Given passage:
--- --- ---
2.2. The SE(3)-Transformer Architecture

In this work, we rely on the SE(3)-Transformer architecture by Fuchs et al. 2020. Below, we give a brief overview of a single layer of the SE(3)-Transformer.

In a standard self-attention mechanism (Vaswani et al. 2017), three vectors are considered for each token: query vector q_i ∈ R^p, key vector k_i ∈ R^p and value vector v_i ∈ R^r for i = 1, …, n, where low dimensional embeddings have dimensions r and p. These vectors are the outputs of learnable functions of token feature vectors f_i ∈ R^d:

$$q_i=h_q\left(f_i\right),k=h_K\left(f_i\right),v=h_V\left(f_i\right)$$ (1)

Based on these vectors, we can calculate the attention weights and attention-weighted value messages:

$$\mathit{\text{Attn}}\left(q_i,\left\{k_j\right\},\left\{v_j\right\}\right)=\sum _{j=1}^n{\alpha }_{ij}{v}_j \hspace{1em}{\alpha }_{ij}=\frac{exp\left(q_i^T{k}_j\right)}{\sum _{j^{\prime }=1}^{n}exp\left(q_i^T{k}_{j^{\prime }}\right)}$$ (2)

When applied to 3D point cloud data, each token i is associated with a geometric coordinate x_i ∈ R³.

In many practical applications, the outputs of the function being learned do not change or change accordingly with translational and rotational transformations of the inputs, that is, the function possesses the properties of invariance or equivariance to the SE(3) group of roto-translational transformations. These two properties represent important symmetries of a problem, and while a general neural network can learn to respect these symmetries, explicitly incorporating symmetry constraints into the neural network can be more efficient with respect to the number of learnable parameters and amount of data required for training. One successful example of such symmetryaware architecture is the Tensor Field Network (Thomas et al., 2018), which maps point clouds to point clouds in 3D while respecting the SE(3)-equivariance.
--- --- ---
Data block:
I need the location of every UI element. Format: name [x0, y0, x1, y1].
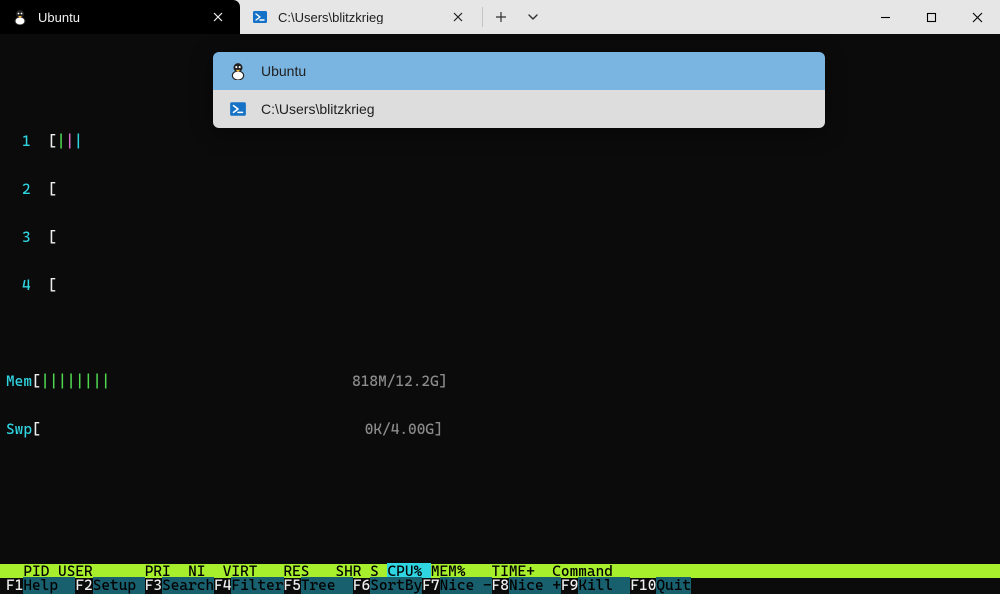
--- --- ---
Problem set:
1. Rewrite the part of the SE(3)-Transformer passage that opens with the words containing "In many practical" and closes with "respecting the SE(3)-equivariance.", renaming "Tensor Field Network" to "TFN architecture" throughout.
2. Carry the SE(3)-Transformer overview forward, picking up right after its final sentence.
The data has no connection to the passage on the SE(3)-Transformer.

Task responses:
1.
In many practical applications, the outputs of the function being learned do not change or change accordingly with translational and rotational transformations of the inputs, that is, the function possesses the properties of invariance or equivariance to the SE(3) group of roto-translational transformations. These two properties represent important symmetries of a problem, and while a general neural network can learn to respect these symmetries, explicitly incorporating symmetry constraints into the neural network can be more efficient with respect to the number of learnable parameters and amount of data required for training. One successful example of such symmetryaware architecture is the TFN architecture (Thomas et al., 2018), which maps point clouds to point clouds in 3D while respecting the SE(3)-equivariance.

2.
Recently, an expansion of this architecture incorporating the attention mechanism was implemented in the SE(3)-Transformer. In this architecture, the input is a feature vector field f : R³ → R^d defined on a discrete set of points in space - point cloud:

$$f(x)=\sum _{j=1}{f}_j\delta \left(x-x_j\right),$$ (3)

where δ is the Dirac delta function, {x_j} are the 3D point coordinates, and f_j ∈ R^d is a concatenation of vectors $f_j^l\in R^{2l+1}$ of different degrees l of SO(3)-group irreducible representations: $f_j={\oplus }_{l\ge 0}{f}_j^l$.

A learnable attention-based transformation of this vector field satisfying the SE(3) equivariance can be expressed as:

$$f_{out,i}^l=w_V^{ll}{f}_{in,i}^l+\sum _{k\ge 0}\sum _{j\in Ni\backslash i}{\alpha }_{ij}{W}_V^{lk}\left(x_j-x_i\right)f_{in,j}^k$$ (4)

Here $w_v^{ll}$ is a learnable scalar, a_ij is a scalar attention weight, and $W_V^{lk}\left(x_j-x_i\right):R^3\to R^{(2k+1)(2l+1)}$ is a learnable weight kernel from degree k to degree l, which can be written as:

$$W^{lk}(x)=\sum _{J=|k-l|}^{k+l}{{\phi }_J}^{lk}(|x|){W_J}^{lk}\left(\frac{x}{\left|x\right|}\right),{W_J}^{lk}\left(\frac{x}{\left|x\right|}\right)=\sum _{m=-J}^J{Y}_{Jm}\left(\frac{x}{\left|x\right|}\right){Q_{Jm}}^{lk}$$ (5)

Where ${{\phi }_J}^{lk}(|x|):R^3\to R$ is a learnable radial neural network, is ${W_J}^{lk}\left(\frac{x}{|x|}\right):R^3\to R^{(2k+1)(2l+1)}$ a non-learnable angular kernel from degree k to degree l, $Y_{Jm}\left(\frac{x}{|x|}\right):R^3\to R$ is a spherical harmonic, and $Q_{Jm}^{lk}\in R^{(2k+1)(2l+1)}$ are Clebsch-Gordon coefficients.

The equivariance of the transformation is ensured by the fact that the learnable weight kernel W^lk (x) is expressed as a linear combination of the non-learnable angular kernels ${W_J}^{lk}\left(\frac{x}{|x|}\right)$ with the scalar radial function ${{\phi }_J}^{lk}(|x|)$ coefficients and thus performs a valid conversion of degree k vector to degree l vector.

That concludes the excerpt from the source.